Edit: His argument is that he wants the new rules to apply to him. But it turns out the benefits he received from a wanna be agent have nothing to do with the rules that changed and are still a violation.  

BoFan

December 21st, 2022 at 12:50 AM ^

Get your facts straight and stop reading surface level shared facebook posts.

What was unconstitutional was a player’s ability to profit off of his or her name or likeness and that the NCAA can’t limit the educational benefits provided by a university. It is still against the rules for a player to accept benefits from an agent which is what Bush did.  It is also against the rules for any kind of compensation to be tied to attending a certain school which Bush did not do but which is out of control now.  

The fact that NIL limits were unconstitutional doesn’t mean they were not well intended to create an equal playing field.  Similarly, laws passed by congress (or court opinions from SCOTUS) that have been in place for many years but then later overturned does not mean you can reapply the new ruling retroactively.  People have to be able to act under a current set of rules. Your argument would suggest that we can go back a prosecute people retroactively under a new SCOTUS ruling.  That’s absurd.

Further, it absolutely should be against the rules for a player to negotiate NIL before he enrolls.  The long-standing NCAA rules were designed, in the case of NIL poorly, to create an even playing field across all schools for recruiting, coaching, and training and to allow college athletes to also be students.  NIL without limits and enforcement has destroyed that. 
 

 

SF Wolverine

December 20th, 2022 at 6:49 PM ^

Saw him at August (restaurant) in NO when he was dating KK.  With client who insisted she go over and interact with him.  I was mortified, but she did, and he and KK were immensely gracious.  Cool story, bro.

stephenrjking

December 20th, 2022 at 7:02 PM ^

USC wasn't clean, and neither was Reggie.

I'm quite certain that Vince Young wasn't either.

They were also generational college football players that produced perhaps the best two-man Heisman race in the history of the award and faced off in what is probably the best college football game ever played at the conclusion of an epic season (remember, the Bush Push and "touchdown Manningham" were two moments that would be the national highlight of most seasons and happened at literally *the same moment in time*).

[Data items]
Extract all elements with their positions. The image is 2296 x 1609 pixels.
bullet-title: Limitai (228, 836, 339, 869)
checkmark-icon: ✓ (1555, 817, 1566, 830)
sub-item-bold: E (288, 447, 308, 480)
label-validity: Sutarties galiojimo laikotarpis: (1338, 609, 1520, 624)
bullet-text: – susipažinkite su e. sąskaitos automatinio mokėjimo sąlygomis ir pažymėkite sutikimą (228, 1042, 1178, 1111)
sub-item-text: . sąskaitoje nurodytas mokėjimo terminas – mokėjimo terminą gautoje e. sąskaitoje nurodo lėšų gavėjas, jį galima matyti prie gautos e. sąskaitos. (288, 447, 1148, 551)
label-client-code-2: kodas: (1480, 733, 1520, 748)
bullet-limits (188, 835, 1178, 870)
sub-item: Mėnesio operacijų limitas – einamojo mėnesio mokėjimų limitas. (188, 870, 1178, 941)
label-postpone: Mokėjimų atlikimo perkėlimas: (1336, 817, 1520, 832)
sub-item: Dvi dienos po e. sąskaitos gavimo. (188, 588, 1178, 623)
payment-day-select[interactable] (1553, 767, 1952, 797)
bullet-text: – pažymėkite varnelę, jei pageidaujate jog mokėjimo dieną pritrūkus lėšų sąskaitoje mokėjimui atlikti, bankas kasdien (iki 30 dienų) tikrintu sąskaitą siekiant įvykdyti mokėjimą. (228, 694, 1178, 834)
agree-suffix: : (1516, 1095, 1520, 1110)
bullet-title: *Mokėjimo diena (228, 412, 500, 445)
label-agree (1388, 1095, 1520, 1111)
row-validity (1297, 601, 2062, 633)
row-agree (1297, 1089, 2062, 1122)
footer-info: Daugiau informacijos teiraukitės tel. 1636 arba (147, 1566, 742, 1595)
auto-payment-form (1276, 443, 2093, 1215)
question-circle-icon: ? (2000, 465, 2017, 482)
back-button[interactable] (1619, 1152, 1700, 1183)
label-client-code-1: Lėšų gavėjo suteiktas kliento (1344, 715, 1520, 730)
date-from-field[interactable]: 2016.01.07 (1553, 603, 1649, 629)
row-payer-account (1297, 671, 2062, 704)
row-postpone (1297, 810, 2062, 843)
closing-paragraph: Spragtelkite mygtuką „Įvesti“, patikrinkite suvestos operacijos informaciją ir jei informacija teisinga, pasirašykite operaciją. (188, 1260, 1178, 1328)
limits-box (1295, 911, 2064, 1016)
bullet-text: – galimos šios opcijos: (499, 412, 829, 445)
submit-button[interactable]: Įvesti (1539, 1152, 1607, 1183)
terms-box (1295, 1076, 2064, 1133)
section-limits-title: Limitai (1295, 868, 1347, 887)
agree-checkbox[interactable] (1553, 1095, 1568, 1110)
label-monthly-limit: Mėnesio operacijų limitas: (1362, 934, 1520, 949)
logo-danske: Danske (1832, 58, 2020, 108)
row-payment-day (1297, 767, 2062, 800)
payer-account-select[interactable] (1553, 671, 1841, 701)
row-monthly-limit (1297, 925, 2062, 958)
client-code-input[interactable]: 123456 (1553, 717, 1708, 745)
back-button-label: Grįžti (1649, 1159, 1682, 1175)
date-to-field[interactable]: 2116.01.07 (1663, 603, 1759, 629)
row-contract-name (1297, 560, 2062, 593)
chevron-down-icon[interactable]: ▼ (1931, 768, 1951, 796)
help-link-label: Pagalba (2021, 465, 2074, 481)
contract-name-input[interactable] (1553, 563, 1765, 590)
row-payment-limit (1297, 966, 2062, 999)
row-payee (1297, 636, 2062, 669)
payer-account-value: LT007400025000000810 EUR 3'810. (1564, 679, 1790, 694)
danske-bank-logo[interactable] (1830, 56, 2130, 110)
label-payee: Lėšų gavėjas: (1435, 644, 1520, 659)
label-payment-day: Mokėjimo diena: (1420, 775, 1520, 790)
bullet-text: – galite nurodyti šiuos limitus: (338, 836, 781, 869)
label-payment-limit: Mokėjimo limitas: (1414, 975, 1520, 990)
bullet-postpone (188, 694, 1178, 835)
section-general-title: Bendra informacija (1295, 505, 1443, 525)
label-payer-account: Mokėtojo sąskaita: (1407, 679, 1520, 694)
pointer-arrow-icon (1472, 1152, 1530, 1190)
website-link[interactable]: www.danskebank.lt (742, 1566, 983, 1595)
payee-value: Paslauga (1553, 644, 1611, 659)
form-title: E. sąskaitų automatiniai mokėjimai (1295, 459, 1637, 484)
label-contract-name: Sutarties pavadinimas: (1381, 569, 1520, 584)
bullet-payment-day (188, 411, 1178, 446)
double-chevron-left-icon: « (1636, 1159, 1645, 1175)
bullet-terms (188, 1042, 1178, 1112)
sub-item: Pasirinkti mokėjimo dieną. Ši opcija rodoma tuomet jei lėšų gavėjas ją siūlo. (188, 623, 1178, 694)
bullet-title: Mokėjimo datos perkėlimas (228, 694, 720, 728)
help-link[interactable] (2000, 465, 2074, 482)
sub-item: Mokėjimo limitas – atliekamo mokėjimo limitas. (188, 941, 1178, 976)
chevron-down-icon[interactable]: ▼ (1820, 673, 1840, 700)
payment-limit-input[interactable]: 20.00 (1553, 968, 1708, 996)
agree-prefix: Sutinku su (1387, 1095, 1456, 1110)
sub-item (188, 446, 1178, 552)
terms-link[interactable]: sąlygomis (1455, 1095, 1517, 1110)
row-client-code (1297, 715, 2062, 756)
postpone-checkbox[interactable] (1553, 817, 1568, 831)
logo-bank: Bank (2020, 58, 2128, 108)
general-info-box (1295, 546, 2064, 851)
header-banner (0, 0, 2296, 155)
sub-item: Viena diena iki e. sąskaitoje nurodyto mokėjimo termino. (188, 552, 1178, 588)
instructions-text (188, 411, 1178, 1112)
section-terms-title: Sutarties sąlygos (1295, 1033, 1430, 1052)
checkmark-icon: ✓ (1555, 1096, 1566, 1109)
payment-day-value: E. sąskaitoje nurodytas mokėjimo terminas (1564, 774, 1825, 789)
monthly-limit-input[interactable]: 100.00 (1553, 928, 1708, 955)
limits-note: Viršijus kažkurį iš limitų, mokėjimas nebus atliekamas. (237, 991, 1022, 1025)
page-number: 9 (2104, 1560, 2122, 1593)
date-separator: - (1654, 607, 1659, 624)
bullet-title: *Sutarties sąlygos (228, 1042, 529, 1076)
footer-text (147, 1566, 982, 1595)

▶ **What this exercise asks**:
A: In the forum comments about Reggie Bush, what does BoFan say is still against the rules for a player to accept?
B: Pick up the forum comments about Reggie Bush after their final sentence and keep them going.
The entries have no connection to the forum comments about Reggie Bush.

▶ **Responses to the exercise**:
A: Benefits from an agent.

B:
Reggie is the only player to have his Heisman arbitrarily taken away. It doesn't matter to me; he is the Heisman winner for that year. But it matters to him. And, while he did indeed participate in disqualifying behavior, so did a lot of other Heisman winners. I'm a pretty black-and-white right-and-wrong person, but the trite arbitrariness of enforcement has resembled justice or fairness or "rightness" to me. 

I don't know the backstory on the Emmert stuff and can't comment on it. His tweet doesn't come off that well to me. But he deserves to receive into his possession the Heisman Trophy he earned on the field. 

mjv

December 21st, 2022 at 9:11 AM ^

Touchdown Manningham happened probably 15-30 minutes before the Bush Push.  I watched TD Manningham from Section 24.  By the time I got to the Grey Lot (the parking lot that surrounds the baseball field and Yost), I was walking by a post-game tailgate in the Grey Lot, I watched the final USC drive, which culminated with the Bush Push.  

Given my disdain for ND at the time, and lack of insight into the rampant cheating at USC, I was delighted with the two game results I had just witnessed.

FrankMurphy

December 20th, 2022 at 7:19 PM ^

The rules aren't just "different now". If the NCAA had changed its rules of its own volition, then you might have a point. But the rules under which he was punished were definitively determined to have been an illegal exploitative regime under federal law. It's Emmert and the NCAA who have some explaining to do, not Bush.

And in any case, the "you knew the rules, you did it anyway" argument is even more devastating to the NCAA than it is to Bush. The NCAA knew antitrust law. Their own lawyers warned them that their rules violated antitrust law. They kept the rules in place anyway. And now that they've been benchslapped, the ire that was directed at an those athletes who accepted "impermissible benefits" ought to be directed at the NCAA.